> _WRITTEN PROBLEM_: Report the number of lines where the string "this" occurs, and write nothing else.

[Start of SUPPLIED MATERIAL]

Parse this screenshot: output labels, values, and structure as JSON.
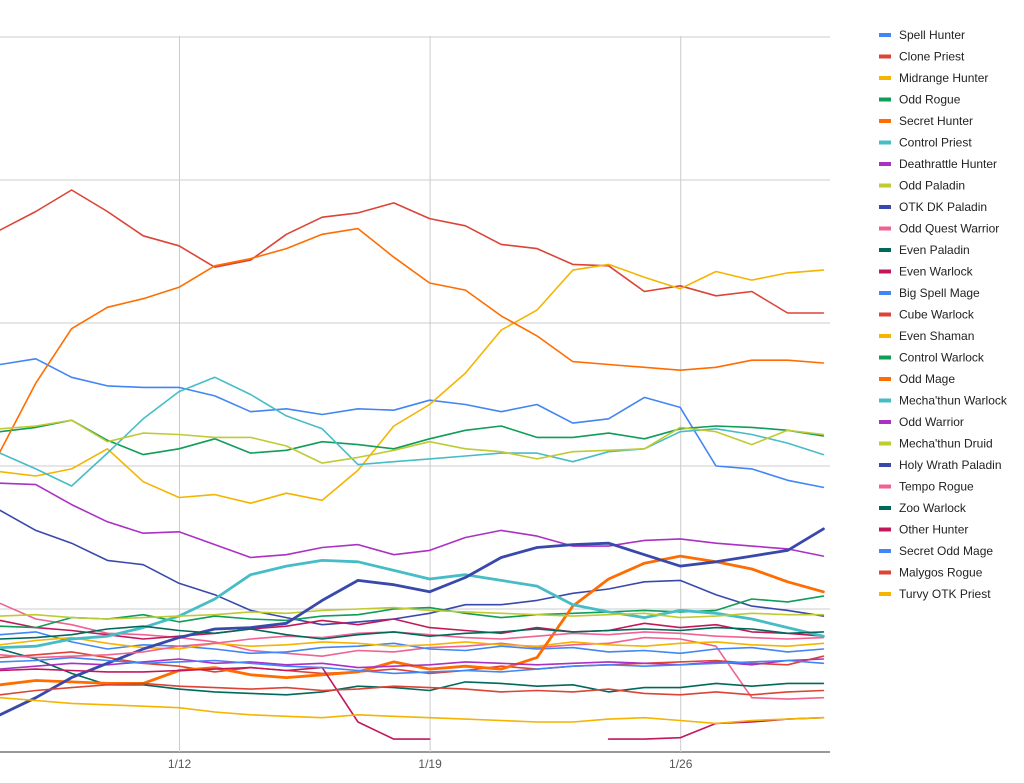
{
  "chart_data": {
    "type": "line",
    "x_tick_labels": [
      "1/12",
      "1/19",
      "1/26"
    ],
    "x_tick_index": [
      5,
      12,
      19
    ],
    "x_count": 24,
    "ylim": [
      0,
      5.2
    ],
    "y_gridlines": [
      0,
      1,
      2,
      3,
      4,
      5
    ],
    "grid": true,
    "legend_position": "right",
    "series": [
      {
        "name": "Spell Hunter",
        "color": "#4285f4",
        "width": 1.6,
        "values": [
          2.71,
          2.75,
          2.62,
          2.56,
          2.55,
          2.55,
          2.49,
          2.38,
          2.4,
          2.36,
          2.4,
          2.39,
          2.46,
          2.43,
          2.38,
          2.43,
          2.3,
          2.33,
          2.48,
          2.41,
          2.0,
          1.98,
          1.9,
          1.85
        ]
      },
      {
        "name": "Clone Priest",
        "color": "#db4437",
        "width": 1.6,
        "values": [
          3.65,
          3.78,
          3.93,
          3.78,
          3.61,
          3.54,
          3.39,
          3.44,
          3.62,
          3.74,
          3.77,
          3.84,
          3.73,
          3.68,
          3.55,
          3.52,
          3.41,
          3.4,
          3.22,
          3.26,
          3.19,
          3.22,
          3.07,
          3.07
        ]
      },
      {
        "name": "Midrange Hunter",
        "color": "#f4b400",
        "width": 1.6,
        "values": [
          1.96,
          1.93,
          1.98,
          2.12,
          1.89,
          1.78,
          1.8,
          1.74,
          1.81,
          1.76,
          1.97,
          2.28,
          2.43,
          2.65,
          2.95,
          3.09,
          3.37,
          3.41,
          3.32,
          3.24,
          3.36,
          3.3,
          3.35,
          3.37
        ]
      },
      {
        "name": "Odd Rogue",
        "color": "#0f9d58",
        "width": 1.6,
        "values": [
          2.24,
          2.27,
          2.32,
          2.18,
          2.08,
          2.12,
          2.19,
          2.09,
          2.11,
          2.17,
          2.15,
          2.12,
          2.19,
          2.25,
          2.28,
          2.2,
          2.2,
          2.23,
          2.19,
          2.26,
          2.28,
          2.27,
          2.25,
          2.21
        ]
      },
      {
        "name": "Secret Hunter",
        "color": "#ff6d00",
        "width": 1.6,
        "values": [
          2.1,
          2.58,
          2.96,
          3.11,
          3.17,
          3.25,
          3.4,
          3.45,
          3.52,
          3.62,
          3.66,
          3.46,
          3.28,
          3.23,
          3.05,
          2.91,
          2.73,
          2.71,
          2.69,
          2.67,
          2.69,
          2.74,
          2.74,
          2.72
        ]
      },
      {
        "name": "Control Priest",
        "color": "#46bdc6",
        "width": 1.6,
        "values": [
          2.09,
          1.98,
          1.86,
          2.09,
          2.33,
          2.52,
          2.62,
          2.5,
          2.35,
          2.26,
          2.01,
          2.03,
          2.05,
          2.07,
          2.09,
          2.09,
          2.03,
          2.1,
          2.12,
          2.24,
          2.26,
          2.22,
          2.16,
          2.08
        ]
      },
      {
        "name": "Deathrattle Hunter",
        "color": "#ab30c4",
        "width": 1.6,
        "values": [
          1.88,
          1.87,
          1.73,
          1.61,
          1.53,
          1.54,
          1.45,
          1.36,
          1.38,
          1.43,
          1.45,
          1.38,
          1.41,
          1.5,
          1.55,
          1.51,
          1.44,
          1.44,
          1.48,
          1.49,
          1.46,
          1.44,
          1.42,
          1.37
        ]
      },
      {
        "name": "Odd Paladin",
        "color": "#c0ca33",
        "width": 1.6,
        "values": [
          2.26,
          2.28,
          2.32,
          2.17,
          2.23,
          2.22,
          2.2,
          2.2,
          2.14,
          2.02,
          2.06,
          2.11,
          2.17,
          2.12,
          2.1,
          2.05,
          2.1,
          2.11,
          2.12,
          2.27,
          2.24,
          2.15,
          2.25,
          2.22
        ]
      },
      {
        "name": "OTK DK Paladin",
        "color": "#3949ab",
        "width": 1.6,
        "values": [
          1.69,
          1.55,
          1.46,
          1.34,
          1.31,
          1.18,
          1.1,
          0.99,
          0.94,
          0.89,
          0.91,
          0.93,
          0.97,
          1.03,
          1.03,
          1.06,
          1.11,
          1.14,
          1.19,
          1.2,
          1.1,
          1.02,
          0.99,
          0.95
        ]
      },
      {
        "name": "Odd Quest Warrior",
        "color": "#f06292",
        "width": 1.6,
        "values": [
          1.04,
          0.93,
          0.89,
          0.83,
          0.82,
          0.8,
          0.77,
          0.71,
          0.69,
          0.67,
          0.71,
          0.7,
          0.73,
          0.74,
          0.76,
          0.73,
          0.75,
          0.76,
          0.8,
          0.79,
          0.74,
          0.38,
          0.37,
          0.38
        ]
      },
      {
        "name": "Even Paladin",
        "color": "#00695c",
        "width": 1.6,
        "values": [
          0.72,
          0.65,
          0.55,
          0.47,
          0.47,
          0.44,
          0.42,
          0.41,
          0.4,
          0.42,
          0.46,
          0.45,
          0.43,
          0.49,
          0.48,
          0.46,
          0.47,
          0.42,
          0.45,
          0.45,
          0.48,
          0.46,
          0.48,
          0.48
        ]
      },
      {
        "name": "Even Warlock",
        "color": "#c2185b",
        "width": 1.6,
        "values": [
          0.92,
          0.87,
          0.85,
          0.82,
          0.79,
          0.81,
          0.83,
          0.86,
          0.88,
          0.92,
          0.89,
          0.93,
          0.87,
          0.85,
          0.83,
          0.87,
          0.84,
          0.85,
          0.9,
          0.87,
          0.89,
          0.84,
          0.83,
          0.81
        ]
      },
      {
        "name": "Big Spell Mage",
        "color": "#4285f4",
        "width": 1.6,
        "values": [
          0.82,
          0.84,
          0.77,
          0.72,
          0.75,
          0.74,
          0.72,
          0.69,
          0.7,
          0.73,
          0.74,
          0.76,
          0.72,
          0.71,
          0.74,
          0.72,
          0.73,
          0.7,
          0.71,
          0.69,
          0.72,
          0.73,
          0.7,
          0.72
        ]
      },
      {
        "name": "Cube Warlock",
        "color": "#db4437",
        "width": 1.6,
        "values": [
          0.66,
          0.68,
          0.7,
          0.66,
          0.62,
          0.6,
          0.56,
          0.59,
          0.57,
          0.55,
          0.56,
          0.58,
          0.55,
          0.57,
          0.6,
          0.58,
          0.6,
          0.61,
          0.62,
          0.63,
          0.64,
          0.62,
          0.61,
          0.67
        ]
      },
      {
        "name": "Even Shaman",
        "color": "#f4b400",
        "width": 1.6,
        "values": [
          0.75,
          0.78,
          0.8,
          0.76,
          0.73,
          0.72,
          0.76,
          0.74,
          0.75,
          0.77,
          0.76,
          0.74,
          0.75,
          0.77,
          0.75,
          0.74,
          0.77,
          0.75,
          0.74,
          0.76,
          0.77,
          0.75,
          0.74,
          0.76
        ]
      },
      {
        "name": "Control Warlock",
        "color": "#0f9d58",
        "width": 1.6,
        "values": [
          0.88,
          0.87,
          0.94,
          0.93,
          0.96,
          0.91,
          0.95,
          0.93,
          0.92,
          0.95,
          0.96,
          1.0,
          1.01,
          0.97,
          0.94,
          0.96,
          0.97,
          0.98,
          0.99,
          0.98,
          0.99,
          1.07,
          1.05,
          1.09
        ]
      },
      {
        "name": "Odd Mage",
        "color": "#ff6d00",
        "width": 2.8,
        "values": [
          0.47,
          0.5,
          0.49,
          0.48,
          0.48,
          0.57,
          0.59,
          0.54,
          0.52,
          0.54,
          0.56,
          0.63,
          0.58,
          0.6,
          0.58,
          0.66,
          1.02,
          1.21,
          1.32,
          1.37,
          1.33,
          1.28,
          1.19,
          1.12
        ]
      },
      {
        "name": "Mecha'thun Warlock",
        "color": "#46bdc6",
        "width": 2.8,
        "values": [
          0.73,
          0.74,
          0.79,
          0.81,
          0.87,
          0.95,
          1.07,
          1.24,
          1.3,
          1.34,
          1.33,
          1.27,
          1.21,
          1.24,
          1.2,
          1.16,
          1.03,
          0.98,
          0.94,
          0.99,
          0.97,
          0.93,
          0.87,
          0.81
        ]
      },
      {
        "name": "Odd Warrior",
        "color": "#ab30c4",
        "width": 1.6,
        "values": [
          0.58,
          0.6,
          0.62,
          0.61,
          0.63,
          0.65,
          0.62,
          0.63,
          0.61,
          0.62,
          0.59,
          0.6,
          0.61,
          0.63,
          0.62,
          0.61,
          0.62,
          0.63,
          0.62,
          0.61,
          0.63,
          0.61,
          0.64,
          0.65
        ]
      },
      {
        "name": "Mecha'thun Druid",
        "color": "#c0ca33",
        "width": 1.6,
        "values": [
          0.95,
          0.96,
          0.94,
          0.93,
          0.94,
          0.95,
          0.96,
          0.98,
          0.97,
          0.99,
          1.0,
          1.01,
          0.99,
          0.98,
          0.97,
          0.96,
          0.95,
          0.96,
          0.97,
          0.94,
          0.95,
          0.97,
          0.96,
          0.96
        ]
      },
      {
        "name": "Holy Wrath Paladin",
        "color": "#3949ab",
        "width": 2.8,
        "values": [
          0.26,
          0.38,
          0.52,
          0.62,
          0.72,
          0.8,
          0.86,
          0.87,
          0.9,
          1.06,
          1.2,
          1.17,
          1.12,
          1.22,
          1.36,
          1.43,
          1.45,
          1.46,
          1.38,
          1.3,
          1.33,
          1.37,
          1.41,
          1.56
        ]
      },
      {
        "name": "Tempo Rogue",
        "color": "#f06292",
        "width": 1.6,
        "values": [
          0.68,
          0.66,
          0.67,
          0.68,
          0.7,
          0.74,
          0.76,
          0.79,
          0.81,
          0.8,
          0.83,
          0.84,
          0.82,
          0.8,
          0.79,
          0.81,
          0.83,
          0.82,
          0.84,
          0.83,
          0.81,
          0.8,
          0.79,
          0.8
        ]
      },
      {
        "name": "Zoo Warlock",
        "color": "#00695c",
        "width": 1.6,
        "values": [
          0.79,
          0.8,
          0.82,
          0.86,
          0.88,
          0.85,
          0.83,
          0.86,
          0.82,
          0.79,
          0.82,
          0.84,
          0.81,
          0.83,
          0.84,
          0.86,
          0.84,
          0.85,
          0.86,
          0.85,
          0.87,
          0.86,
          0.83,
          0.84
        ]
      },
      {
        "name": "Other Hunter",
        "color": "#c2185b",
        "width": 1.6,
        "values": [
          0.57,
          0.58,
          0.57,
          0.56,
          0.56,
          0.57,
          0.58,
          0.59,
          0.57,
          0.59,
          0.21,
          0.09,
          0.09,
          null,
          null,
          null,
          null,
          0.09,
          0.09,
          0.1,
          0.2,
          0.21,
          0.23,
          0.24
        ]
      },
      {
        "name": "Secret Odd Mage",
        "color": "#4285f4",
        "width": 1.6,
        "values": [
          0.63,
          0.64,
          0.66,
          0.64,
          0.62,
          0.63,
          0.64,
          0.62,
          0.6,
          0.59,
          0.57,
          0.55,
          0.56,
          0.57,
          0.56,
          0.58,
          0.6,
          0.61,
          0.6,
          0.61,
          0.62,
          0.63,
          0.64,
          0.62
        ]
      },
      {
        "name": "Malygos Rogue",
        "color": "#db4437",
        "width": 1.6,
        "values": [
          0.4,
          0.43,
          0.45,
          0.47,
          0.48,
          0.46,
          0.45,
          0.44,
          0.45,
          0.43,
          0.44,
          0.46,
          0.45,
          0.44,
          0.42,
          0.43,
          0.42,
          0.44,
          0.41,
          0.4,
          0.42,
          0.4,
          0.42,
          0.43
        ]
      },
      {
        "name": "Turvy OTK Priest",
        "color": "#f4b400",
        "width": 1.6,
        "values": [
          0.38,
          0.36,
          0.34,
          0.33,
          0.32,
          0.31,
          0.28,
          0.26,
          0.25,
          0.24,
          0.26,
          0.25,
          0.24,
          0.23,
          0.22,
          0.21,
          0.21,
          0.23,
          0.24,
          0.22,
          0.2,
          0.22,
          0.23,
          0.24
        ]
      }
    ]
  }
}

[End of SUPPLIED MATERIAL]
[Start of SUPPLIED MATERIAL]

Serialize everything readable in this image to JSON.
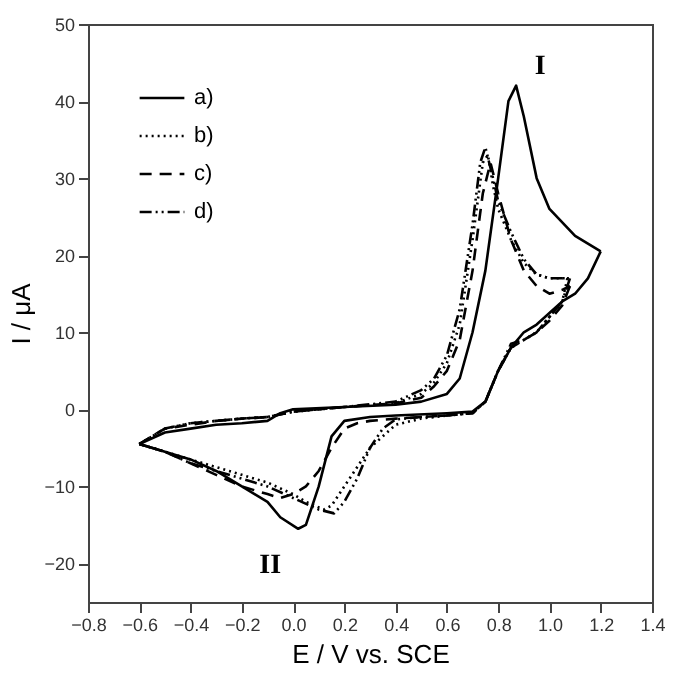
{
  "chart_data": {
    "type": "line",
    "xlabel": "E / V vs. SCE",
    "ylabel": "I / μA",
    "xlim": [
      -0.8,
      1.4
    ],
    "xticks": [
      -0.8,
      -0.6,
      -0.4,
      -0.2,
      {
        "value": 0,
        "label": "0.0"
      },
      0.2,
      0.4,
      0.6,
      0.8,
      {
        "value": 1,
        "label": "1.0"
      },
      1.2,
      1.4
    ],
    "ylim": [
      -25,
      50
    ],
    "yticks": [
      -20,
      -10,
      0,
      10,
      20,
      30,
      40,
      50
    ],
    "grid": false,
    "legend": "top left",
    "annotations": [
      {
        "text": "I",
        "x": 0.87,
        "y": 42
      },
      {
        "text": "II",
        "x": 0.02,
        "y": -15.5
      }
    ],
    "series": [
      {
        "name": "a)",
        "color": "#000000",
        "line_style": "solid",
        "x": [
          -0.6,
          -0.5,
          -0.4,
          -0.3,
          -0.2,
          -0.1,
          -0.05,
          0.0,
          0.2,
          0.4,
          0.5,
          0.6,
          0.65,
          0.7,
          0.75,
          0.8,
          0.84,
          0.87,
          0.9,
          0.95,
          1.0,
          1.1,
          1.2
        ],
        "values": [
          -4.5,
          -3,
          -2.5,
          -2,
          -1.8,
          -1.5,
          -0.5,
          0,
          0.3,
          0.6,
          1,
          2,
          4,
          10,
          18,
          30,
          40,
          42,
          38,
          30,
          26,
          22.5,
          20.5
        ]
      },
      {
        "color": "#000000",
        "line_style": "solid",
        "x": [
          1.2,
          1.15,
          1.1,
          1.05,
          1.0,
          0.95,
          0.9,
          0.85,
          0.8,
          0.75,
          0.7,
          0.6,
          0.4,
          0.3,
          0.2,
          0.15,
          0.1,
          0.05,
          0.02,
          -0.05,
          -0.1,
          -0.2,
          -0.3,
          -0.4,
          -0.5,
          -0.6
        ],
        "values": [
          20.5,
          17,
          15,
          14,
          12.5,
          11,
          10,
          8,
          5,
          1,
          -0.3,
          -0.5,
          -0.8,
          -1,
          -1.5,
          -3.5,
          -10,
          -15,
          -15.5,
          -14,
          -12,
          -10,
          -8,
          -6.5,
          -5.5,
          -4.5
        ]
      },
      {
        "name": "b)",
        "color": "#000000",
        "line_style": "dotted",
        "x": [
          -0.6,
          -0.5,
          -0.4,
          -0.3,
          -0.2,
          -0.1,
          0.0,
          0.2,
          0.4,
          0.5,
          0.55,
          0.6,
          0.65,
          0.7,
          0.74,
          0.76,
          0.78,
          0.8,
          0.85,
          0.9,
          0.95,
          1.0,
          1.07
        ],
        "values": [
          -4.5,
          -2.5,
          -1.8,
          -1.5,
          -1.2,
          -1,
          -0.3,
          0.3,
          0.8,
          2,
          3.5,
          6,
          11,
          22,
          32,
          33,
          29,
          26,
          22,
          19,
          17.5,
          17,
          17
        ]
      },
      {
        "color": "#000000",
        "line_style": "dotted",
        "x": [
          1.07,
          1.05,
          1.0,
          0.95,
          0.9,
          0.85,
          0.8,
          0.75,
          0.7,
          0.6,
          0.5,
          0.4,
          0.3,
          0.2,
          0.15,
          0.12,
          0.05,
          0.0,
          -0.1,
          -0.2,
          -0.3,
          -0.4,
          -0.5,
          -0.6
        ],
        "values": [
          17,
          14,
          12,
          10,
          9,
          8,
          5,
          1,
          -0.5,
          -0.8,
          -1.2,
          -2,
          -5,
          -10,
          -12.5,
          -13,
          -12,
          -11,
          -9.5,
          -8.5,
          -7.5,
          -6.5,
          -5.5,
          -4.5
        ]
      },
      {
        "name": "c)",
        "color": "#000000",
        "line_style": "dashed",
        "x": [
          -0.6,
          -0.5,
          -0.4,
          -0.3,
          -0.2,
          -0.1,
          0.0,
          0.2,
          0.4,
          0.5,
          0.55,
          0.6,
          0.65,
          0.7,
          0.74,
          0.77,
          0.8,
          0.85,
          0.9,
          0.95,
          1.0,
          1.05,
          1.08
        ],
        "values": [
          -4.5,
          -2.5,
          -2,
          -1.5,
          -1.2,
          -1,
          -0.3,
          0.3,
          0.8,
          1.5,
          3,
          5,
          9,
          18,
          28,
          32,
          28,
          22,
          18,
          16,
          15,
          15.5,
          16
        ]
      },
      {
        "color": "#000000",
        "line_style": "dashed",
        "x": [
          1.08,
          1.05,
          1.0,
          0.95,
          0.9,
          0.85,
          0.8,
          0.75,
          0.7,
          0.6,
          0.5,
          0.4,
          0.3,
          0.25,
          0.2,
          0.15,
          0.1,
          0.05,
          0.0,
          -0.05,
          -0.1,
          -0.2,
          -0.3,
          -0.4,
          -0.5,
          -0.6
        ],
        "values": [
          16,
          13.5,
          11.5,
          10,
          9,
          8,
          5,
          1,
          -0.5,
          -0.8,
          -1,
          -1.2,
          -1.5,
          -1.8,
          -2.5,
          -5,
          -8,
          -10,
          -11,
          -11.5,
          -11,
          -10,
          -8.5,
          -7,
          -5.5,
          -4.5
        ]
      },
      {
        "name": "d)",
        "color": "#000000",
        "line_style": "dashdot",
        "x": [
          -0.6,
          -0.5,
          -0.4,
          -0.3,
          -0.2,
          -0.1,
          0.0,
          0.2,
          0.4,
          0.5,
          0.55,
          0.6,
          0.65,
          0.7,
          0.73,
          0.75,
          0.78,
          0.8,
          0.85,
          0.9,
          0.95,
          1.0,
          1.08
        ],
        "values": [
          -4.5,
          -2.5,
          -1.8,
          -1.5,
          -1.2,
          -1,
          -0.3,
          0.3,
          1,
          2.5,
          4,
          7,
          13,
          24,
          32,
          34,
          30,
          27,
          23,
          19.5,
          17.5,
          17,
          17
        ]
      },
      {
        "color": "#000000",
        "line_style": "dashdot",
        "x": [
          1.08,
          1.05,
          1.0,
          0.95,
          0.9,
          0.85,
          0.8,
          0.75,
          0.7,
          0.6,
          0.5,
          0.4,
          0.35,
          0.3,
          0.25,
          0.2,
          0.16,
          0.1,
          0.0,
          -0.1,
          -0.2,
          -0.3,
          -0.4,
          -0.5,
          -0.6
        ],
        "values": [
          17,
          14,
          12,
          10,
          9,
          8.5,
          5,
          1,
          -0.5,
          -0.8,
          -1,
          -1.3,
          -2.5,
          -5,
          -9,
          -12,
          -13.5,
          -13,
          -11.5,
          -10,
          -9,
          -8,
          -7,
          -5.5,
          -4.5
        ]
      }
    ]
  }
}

[End of SUPPLIED MATERIAL]
[Start of SUPPLIED MATERIAL]

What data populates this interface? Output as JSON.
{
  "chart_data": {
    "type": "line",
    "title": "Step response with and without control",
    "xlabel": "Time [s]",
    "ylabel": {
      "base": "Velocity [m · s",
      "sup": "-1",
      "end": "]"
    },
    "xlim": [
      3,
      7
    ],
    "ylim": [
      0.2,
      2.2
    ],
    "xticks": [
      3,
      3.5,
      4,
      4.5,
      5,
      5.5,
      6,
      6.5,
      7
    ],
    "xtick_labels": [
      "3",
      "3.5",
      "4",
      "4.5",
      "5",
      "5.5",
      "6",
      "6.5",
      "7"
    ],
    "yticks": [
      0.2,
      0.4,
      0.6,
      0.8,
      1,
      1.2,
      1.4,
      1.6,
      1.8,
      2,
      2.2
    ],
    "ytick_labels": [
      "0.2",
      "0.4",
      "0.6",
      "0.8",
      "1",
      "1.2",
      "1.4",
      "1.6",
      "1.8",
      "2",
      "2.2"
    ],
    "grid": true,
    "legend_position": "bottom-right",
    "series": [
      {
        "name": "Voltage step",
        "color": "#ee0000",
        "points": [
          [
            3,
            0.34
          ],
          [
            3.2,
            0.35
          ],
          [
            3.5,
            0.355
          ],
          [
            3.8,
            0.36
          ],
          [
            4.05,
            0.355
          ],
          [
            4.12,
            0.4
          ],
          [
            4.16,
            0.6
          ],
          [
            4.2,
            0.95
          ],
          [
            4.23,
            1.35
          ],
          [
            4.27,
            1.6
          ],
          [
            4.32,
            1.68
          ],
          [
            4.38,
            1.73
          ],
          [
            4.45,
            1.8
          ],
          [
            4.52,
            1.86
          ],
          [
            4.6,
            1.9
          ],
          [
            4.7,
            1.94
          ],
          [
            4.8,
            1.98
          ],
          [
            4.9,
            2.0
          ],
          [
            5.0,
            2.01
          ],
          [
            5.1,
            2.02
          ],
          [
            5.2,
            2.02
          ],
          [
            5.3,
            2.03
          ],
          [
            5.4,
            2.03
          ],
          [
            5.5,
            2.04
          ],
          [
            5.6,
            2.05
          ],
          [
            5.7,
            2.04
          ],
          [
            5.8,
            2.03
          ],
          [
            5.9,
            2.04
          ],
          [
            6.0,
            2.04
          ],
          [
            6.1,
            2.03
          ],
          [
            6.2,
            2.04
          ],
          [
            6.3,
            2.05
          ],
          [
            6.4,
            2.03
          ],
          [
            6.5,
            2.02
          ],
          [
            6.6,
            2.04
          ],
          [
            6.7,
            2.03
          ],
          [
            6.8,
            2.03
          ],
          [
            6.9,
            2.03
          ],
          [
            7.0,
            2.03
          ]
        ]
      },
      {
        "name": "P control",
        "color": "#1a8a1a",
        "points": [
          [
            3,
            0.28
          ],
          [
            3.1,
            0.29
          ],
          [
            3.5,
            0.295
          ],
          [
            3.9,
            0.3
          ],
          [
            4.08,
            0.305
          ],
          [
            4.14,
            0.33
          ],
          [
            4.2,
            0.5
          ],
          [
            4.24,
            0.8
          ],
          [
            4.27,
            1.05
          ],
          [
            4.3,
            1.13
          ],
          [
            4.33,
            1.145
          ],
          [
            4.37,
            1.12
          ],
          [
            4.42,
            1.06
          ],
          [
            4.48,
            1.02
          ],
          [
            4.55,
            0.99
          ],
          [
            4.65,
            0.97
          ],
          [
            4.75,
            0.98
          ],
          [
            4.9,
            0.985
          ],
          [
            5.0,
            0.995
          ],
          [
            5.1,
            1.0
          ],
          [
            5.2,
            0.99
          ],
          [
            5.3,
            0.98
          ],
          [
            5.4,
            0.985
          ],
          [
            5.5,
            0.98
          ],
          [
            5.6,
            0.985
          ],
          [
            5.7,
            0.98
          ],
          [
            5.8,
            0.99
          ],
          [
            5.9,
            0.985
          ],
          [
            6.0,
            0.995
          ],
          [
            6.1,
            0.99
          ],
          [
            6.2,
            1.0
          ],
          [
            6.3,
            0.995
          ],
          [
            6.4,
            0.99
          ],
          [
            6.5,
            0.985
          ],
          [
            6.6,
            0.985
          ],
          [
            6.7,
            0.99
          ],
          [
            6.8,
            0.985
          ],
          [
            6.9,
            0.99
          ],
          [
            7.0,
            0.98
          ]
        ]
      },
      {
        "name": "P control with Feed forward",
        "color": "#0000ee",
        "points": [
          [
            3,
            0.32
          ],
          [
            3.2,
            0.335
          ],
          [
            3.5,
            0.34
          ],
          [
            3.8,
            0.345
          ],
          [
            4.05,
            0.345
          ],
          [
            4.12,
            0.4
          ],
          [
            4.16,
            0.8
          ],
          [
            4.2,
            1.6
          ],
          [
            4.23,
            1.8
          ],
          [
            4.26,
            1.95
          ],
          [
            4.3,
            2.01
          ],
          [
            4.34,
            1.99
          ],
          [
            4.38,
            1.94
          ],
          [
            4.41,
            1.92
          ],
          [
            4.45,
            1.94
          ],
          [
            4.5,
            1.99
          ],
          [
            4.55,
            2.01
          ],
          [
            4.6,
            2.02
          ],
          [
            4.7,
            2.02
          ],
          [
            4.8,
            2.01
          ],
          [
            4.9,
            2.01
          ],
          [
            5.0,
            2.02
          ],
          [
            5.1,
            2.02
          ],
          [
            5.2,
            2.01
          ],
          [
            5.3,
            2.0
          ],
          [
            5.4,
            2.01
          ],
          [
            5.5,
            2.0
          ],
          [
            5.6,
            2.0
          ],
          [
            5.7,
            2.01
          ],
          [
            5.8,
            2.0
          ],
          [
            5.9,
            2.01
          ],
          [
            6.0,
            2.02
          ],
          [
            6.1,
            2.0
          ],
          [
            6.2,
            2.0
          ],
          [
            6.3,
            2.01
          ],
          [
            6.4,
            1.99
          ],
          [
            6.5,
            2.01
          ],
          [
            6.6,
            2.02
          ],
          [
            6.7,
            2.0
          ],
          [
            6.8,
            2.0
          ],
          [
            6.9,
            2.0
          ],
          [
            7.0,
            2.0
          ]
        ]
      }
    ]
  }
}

[End of SUPPLIED MATERIAL]

> _WORKED SOLUTION_: 3